[Recorded data]
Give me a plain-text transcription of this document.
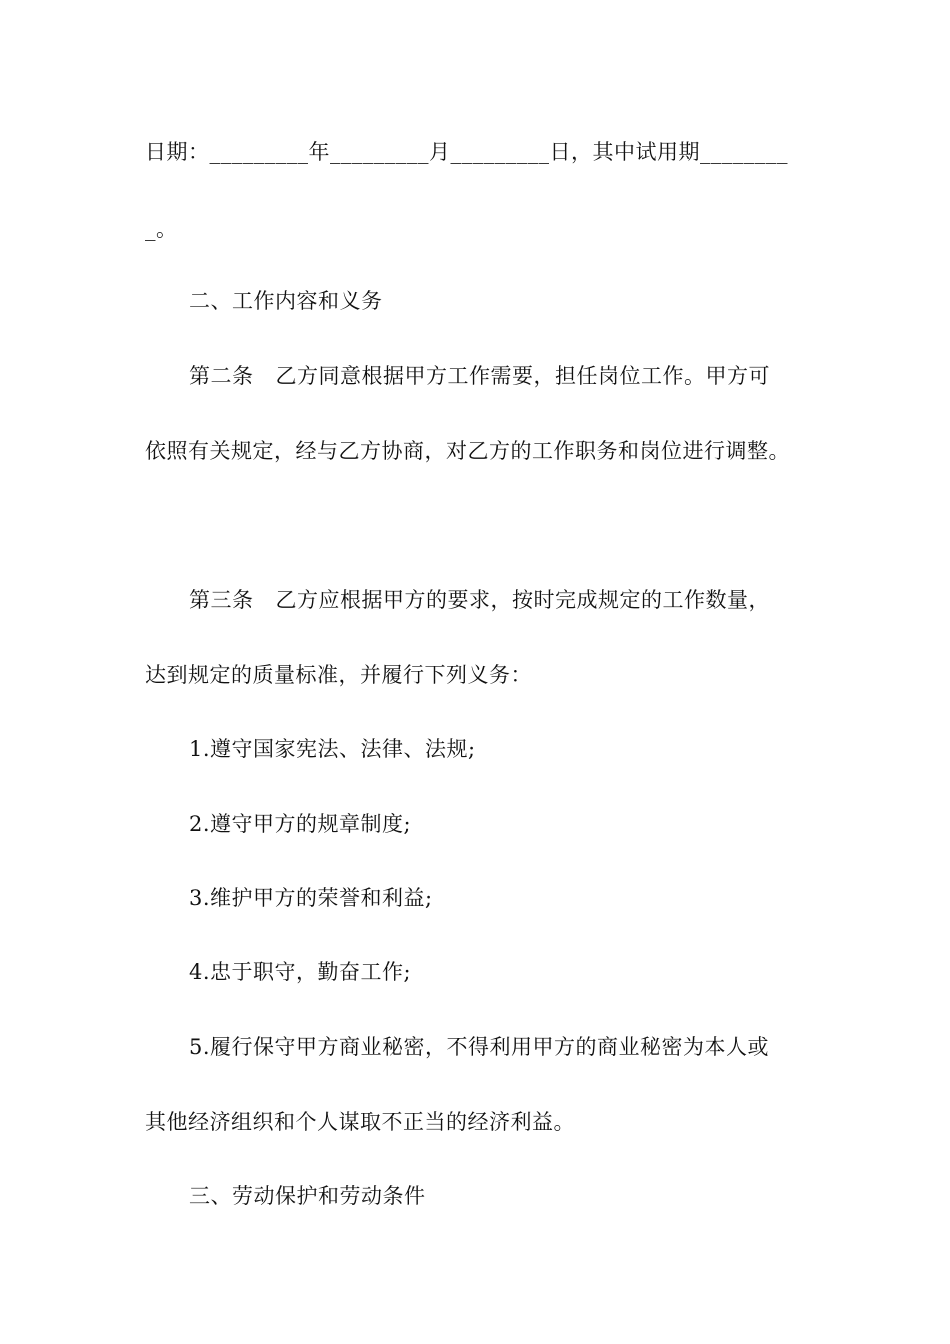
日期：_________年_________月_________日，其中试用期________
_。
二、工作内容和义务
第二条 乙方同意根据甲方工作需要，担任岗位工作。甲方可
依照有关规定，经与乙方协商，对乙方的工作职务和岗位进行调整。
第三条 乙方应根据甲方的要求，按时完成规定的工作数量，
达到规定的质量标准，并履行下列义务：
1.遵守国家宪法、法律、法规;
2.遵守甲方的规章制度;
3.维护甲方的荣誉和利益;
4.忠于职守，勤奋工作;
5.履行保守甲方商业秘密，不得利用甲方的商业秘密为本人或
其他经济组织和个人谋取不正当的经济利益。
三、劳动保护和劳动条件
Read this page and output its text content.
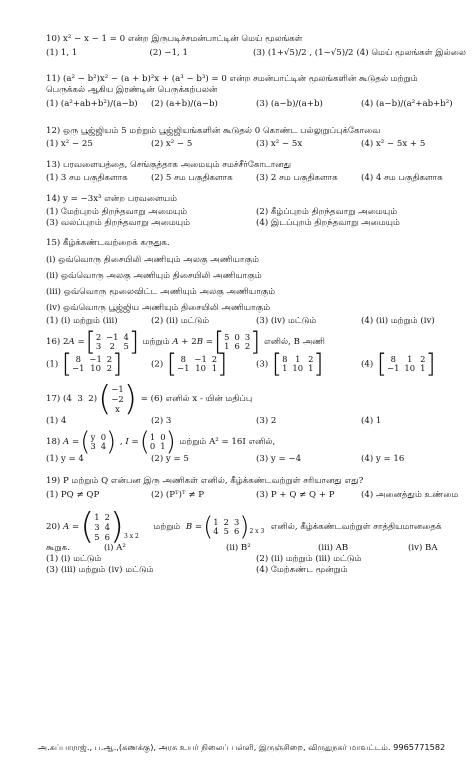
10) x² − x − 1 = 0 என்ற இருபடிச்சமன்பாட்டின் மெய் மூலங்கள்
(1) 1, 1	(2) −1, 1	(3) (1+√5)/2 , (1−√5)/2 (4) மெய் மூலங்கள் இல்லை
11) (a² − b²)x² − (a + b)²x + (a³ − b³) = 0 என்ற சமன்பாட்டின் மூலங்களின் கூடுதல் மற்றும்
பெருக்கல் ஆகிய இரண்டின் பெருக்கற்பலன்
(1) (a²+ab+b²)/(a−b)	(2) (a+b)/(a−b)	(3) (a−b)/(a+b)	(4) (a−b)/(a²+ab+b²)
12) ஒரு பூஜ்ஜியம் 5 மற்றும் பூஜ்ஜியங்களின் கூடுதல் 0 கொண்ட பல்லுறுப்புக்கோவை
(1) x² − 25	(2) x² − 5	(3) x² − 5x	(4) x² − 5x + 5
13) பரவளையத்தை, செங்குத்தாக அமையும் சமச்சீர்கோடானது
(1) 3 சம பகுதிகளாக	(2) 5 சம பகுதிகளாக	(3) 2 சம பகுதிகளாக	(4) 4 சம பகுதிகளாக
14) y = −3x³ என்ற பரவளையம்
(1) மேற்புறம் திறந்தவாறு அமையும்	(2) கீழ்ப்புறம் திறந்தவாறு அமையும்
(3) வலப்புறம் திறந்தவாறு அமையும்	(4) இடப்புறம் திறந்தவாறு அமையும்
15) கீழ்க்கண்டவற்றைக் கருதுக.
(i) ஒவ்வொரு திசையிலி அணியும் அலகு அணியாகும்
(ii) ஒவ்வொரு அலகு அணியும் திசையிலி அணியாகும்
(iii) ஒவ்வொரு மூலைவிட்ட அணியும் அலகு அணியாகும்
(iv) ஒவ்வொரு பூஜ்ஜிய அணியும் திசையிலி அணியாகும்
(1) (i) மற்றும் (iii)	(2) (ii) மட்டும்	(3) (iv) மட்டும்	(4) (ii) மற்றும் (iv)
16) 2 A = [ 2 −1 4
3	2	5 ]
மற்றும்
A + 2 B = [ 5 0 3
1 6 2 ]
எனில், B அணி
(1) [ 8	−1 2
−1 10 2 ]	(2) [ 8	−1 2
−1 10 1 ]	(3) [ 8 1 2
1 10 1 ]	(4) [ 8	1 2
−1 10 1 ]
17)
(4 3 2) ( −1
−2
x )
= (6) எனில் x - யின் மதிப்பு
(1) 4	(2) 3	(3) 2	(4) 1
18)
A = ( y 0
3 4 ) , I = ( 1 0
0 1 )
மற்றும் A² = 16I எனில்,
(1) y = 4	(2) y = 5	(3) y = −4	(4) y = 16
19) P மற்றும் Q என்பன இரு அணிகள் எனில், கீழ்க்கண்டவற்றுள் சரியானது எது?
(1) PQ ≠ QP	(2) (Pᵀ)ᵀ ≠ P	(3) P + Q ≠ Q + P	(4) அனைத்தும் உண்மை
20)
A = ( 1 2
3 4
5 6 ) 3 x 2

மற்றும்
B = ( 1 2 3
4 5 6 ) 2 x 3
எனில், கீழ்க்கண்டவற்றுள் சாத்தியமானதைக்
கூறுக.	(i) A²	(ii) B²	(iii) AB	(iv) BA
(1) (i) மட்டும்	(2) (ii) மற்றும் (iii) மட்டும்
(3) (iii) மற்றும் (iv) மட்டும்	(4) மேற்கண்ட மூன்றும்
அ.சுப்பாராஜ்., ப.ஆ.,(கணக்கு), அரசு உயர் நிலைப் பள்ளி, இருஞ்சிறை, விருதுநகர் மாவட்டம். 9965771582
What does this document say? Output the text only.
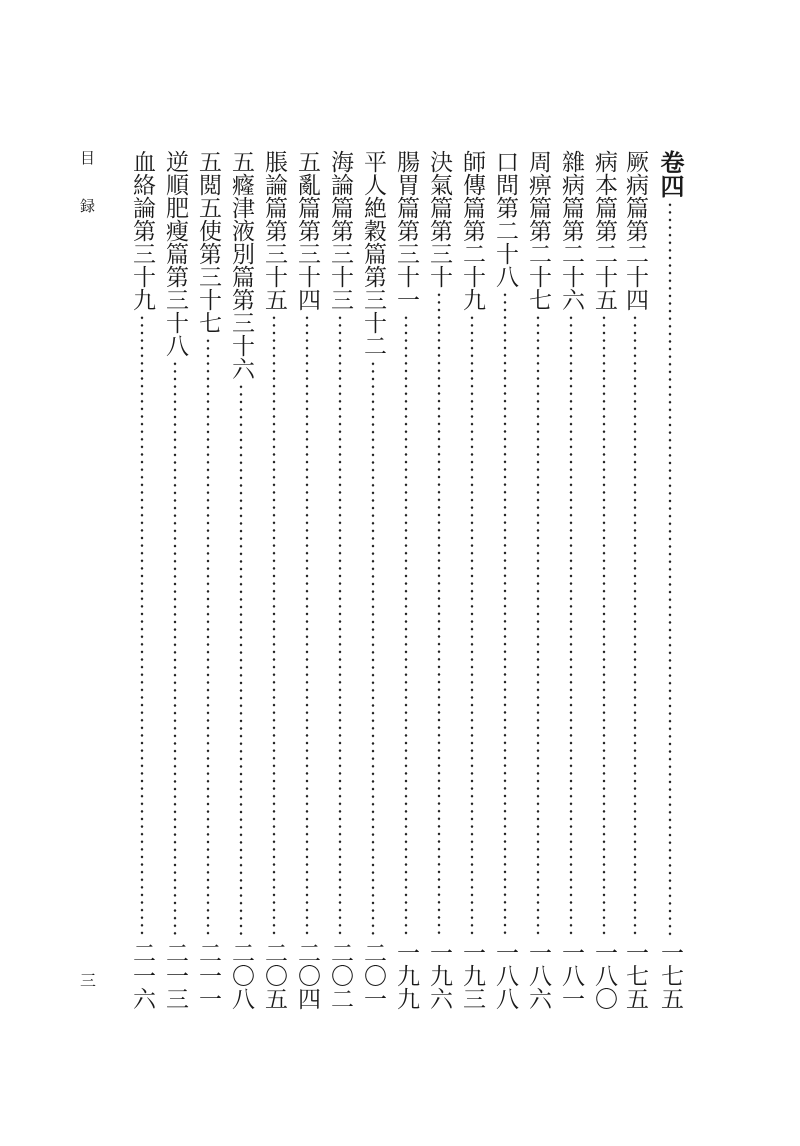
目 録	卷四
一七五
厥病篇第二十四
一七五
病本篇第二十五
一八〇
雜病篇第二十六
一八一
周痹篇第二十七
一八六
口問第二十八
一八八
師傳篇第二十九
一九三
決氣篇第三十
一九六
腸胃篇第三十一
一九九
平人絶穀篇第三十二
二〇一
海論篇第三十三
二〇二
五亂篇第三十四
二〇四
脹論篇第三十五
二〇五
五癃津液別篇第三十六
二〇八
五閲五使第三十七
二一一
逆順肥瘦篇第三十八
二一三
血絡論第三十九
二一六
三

[Aim of the task]
State, as a number only, how many lines in the entries include "document".

[Solution below]
2